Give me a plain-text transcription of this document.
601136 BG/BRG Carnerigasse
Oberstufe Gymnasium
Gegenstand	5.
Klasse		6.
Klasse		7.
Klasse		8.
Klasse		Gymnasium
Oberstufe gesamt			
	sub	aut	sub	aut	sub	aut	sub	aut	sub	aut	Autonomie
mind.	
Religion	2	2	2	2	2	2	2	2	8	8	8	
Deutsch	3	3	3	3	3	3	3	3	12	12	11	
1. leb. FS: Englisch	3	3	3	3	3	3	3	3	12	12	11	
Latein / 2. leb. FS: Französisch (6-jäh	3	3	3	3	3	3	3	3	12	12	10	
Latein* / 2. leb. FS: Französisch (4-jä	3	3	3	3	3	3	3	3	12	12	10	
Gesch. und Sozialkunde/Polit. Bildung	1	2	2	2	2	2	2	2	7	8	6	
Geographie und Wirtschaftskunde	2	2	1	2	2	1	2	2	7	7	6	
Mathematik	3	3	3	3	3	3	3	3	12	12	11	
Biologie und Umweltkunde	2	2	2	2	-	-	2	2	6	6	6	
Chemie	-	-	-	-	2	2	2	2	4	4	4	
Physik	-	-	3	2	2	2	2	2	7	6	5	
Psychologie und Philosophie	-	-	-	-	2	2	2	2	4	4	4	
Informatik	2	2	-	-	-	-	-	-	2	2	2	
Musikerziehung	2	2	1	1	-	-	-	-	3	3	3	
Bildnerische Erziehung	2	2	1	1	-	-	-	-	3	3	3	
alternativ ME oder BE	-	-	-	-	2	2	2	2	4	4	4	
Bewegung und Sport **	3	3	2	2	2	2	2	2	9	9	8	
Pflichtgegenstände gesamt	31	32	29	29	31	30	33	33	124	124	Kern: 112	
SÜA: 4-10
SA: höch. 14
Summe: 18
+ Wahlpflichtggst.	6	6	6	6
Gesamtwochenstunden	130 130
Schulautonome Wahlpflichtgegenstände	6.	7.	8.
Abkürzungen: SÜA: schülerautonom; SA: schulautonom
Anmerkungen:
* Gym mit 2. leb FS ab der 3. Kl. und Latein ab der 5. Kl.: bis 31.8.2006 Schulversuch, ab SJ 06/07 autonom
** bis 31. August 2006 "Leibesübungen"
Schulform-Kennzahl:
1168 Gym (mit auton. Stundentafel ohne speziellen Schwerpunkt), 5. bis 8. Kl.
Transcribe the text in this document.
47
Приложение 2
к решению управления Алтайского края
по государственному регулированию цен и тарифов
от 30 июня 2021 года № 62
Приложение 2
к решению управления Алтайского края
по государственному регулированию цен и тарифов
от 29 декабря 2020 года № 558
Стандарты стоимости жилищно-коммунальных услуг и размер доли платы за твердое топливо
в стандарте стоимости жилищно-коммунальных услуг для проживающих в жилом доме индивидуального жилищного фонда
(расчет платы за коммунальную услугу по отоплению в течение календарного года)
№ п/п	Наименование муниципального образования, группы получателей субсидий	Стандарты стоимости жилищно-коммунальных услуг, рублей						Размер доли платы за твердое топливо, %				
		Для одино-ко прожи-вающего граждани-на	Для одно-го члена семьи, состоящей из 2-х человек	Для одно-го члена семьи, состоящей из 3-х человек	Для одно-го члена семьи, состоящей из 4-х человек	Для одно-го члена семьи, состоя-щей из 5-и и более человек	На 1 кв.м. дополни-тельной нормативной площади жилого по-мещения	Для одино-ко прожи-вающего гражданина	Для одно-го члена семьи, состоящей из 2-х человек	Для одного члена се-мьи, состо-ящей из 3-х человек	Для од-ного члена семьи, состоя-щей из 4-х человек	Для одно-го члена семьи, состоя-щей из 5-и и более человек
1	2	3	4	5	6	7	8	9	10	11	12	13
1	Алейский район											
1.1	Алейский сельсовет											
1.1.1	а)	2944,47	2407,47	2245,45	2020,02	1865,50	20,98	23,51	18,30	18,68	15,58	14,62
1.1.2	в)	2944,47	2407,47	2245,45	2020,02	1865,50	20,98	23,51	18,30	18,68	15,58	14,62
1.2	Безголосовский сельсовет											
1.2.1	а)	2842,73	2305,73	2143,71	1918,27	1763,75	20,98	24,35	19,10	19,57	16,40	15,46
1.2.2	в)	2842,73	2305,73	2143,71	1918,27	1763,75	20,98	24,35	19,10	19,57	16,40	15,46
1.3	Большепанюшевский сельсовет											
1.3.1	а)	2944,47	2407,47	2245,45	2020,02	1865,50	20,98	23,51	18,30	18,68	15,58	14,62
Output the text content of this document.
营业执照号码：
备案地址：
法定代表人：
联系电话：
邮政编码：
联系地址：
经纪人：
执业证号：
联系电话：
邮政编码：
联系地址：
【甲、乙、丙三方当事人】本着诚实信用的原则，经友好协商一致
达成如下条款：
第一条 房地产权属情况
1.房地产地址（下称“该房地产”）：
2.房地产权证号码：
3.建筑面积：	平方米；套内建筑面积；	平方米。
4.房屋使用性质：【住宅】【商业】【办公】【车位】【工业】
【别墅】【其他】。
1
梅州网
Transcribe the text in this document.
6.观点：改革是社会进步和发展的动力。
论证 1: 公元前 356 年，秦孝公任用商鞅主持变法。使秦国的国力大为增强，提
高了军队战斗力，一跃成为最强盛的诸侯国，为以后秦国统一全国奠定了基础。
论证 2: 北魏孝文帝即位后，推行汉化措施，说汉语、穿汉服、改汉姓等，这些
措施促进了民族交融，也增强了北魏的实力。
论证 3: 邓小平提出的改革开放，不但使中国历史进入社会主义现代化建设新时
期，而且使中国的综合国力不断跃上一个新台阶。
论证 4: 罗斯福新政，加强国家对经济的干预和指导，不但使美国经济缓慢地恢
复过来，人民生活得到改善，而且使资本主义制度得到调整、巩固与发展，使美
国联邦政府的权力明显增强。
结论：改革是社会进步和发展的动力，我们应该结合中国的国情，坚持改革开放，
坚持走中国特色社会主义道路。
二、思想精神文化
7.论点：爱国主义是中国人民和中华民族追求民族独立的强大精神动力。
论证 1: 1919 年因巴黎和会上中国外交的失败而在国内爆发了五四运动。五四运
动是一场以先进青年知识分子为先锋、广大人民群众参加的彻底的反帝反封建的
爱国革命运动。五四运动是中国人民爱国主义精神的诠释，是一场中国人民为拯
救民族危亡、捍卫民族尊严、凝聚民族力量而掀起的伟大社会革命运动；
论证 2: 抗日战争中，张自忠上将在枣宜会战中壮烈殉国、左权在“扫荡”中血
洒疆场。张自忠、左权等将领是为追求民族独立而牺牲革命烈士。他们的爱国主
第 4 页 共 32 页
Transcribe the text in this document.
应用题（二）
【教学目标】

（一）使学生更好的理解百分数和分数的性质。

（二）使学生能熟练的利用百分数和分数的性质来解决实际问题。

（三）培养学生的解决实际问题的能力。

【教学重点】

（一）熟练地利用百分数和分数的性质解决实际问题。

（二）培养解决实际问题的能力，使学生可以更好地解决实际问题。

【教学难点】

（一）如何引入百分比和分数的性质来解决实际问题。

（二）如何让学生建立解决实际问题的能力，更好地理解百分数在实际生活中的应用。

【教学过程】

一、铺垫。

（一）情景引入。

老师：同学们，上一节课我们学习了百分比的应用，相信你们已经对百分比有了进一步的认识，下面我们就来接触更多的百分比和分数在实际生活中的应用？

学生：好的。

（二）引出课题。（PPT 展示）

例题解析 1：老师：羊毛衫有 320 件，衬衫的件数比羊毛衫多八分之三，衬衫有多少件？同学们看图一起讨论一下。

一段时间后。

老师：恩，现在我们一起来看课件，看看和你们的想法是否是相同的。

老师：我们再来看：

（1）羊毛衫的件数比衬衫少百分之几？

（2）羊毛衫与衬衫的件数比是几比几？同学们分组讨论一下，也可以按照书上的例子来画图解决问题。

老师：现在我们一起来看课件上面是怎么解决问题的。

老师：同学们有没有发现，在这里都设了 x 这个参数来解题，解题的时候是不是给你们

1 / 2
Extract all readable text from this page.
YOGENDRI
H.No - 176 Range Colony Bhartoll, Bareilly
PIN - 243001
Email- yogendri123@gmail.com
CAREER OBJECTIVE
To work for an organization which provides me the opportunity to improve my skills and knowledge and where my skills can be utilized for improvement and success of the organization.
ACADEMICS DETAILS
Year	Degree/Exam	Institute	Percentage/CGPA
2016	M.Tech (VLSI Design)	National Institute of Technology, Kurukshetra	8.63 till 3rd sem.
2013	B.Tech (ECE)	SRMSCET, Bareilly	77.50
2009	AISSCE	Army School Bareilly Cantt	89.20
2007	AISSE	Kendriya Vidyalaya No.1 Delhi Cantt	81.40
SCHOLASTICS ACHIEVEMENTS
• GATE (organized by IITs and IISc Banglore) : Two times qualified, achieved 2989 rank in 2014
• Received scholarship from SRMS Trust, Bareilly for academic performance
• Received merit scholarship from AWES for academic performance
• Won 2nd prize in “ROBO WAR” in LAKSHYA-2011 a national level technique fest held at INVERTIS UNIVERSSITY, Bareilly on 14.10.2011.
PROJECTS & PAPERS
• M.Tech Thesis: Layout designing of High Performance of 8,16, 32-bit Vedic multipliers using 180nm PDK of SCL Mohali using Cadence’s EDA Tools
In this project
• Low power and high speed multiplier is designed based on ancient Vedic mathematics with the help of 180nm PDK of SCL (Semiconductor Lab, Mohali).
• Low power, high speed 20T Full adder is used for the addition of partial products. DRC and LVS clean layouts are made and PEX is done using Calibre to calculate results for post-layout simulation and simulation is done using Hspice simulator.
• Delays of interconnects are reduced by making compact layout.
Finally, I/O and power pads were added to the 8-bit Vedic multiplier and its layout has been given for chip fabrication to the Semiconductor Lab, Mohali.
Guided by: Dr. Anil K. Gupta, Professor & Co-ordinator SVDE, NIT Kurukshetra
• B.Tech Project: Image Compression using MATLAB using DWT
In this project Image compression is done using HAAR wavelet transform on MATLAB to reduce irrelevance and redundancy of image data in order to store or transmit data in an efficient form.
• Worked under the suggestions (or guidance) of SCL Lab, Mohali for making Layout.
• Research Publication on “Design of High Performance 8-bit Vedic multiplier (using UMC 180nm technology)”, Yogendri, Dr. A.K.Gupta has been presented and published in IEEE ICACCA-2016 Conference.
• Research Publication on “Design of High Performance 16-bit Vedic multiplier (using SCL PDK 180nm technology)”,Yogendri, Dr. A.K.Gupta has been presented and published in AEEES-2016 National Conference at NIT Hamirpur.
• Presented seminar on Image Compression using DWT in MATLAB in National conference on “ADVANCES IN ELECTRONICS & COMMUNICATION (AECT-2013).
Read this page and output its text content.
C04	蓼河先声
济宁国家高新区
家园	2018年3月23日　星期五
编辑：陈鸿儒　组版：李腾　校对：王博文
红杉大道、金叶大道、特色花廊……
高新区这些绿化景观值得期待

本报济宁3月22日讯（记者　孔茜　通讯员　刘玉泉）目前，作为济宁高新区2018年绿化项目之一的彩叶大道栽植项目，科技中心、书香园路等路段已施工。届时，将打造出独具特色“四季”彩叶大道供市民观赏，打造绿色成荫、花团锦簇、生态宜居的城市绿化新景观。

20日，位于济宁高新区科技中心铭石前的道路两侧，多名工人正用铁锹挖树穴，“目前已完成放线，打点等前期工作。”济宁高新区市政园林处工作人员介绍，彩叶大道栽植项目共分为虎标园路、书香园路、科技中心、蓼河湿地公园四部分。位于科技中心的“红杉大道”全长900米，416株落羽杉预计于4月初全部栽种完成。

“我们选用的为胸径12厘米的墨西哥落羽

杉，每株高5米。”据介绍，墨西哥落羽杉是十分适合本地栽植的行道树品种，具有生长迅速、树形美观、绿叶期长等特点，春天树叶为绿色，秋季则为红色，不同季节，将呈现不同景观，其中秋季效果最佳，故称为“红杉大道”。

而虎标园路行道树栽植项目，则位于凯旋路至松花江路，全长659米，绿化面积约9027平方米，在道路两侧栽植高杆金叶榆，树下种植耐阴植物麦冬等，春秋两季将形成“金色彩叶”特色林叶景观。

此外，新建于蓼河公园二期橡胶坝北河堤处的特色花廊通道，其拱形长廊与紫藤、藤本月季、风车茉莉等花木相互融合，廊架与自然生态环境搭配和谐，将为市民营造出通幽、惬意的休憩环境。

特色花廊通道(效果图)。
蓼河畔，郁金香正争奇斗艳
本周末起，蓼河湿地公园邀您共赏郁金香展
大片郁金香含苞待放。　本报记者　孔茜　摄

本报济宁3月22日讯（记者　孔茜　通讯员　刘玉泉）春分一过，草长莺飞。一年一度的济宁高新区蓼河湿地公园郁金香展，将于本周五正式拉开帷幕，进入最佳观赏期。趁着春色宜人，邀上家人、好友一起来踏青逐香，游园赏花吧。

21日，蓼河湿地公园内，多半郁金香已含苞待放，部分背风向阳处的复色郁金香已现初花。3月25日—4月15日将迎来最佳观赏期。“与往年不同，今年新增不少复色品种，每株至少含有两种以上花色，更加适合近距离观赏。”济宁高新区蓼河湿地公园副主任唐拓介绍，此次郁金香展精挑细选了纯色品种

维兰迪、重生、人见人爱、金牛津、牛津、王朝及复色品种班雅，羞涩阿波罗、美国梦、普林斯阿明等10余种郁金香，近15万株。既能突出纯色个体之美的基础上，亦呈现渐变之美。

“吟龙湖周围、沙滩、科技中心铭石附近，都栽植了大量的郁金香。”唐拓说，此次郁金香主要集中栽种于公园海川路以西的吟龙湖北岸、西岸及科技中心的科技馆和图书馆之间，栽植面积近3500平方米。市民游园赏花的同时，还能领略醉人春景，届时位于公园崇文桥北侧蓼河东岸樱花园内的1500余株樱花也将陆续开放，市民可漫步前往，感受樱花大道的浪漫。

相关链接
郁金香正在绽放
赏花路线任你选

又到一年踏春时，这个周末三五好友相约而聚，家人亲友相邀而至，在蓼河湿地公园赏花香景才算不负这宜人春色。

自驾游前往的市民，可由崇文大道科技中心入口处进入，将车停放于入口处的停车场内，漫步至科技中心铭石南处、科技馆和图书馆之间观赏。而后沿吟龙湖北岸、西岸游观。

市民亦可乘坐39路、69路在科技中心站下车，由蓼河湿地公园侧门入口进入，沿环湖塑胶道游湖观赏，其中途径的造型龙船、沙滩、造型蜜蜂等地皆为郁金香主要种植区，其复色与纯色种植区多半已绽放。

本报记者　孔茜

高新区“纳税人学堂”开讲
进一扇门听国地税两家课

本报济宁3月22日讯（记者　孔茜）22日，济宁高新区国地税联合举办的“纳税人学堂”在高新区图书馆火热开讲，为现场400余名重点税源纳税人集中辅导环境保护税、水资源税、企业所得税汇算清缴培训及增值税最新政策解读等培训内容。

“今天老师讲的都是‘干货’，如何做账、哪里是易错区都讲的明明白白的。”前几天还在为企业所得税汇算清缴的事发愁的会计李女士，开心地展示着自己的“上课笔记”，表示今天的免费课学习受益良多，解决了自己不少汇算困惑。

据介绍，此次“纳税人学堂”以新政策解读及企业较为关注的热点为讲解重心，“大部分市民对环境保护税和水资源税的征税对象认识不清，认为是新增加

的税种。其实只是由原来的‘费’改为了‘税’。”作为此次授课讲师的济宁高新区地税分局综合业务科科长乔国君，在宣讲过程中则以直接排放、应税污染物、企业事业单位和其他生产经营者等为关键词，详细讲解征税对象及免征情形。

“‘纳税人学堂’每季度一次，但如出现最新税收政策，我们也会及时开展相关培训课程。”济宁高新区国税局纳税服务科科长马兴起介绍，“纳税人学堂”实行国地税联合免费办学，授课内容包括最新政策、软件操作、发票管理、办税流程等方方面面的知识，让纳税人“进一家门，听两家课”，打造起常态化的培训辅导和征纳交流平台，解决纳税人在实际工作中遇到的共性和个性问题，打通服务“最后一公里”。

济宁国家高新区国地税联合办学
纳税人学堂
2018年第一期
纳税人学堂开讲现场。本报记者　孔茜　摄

____

▶ **Written instruction**: Reproduce every line from the entries that holds the word "content".

▶ **Task response**:
Output the text content of this document.
Read this page and output its text content.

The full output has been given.